[EXTRAIT FOURNI]
Conclusions des parties

33.
    La requérante conclut à ce qu'il plaise au Tribunal:

-    déclarer le recours recevable;

-    condamner le Conseil et la Commission à l'indemniser du préjudice subi à la suite de l'adoption de la décision 94/800 et du règlement n° 478/95;

-    majorer l'indemnité d'intérêts à un taux approprié;

-    condamner le Conseil et/ou la Commission aux dépens.

34.
    Le Conseil et la Commission concluent à ce qu'il plaise au Tribunal:

-    rejeter le recours comme irrecevable ou, à titre subsidiaire, comme non fondé;

-    condamner la requérante aux dépens.

Sur la recevabilité

Arguments des parties

35.
    Le Conseil et la Commission, sans soulever formellement une exception d'irrecevabilité au titre de l'article 114, paragraphe 1, du règlement de procédure du Tribunal, contestent la recevabilité du recours au motif que la requête ne satisfait pas aux exigences de l'article 19 du statut de la Cour et de l'article 44, paragraphe 1, sous c), du règlement de procédure.

36.
    Ils font valoir que la requérante n'a pas suffisamment prouvé la réalité et l'étendue du préjudice allégué ainsi que l'existence d'un lien de causalité entre le comportement illégal invoqué et ce préjudice. Ils lui reprochent, plus particulièrement, de ne pas avoir fourni d'indications sur les autorités qui ont vendu les certificats d'exportation en cause, sur les sociétés qui ont acheté ces certificats, sur les dates des transactions et sur l'usage qui a été « réellement » fait des mêmes certificats. Ils estiment, en outre, que la requérante n'a pas donné suffisamment de précisions sur son statut juridique ainsi que sur ses liens juridiques et commerciaux avec Comafrica, DFFE et d'autres sociétés du groupe Dole.

37.
    La requérante avance que les indications contenues dans sa requête, et notamment dans l'annexe 4 de celle-ci, établissent à suffisance de droit le respect de ces deux conditions d'engagement de la responsabilité non contractuelle de la Communauté. Dans la réplique, elle apporte certaines précisions sur son statut juridique ainsi que sur ses liens avec d'autres sociétés du groupe Dole.

Appréciation du Tribunal

38.

[BLOC DE DONNÉES]
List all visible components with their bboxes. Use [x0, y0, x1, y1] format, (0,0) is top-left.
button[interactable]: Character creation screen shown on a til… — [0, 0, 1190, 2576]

[TRAVAIL DEMANDÉ]
[A] Pour chaque affirmation, dites si elle est conforme à l'extrait et citez mot pour mot les termes qui tranchent : (i) le Conseil et la Commission ont formellement soulevé une exception d'irrecevabilité ; (ii) la requérante veut que l'indemnité soit majorée d'intérêts ; (iii) la requérante donne des précisions sur son statut juridique dans la réplique.
[B] Réécrivez le passage de l'extrait qui s'ouvre sur les mots contenant "-    majorer l'indemnité d'intérêts" et se ferme sur "requérante aux dépens.", en remplaçant "dépens" par "frais de justice".
[C] D'après l'extrait, à quel article du statut de la Cour la requête ne satisferait-elle pas, selon le Conseil et la Commission ?

[RÉPONSES ATTENDUES]
[A]
(i) Non : « sans soulever formellement une exception d'irrecevabilité »
(ii) Oui : « majorer l'indemnité d'intérêts à un taux approprié »
(iii) Oui : « Dans la réplique, elle apporte certaines précisions sur son statut juridique »

[B]
-    majorer l'indemnité d'intérêts à un taux approprié;

-    condamner le Conseil et/ou la Commission aux frais de justice.

34.
    Le Conseil et la Commission concluent à ce qu'il plaise au Tribunal:

-    rejeter le recours comme irrecevable ou, à titre subsidiaire, comme non fondé;

-    condamner la requérante aux frais de justice.

[C] À l'article 19 du statut de la Cour.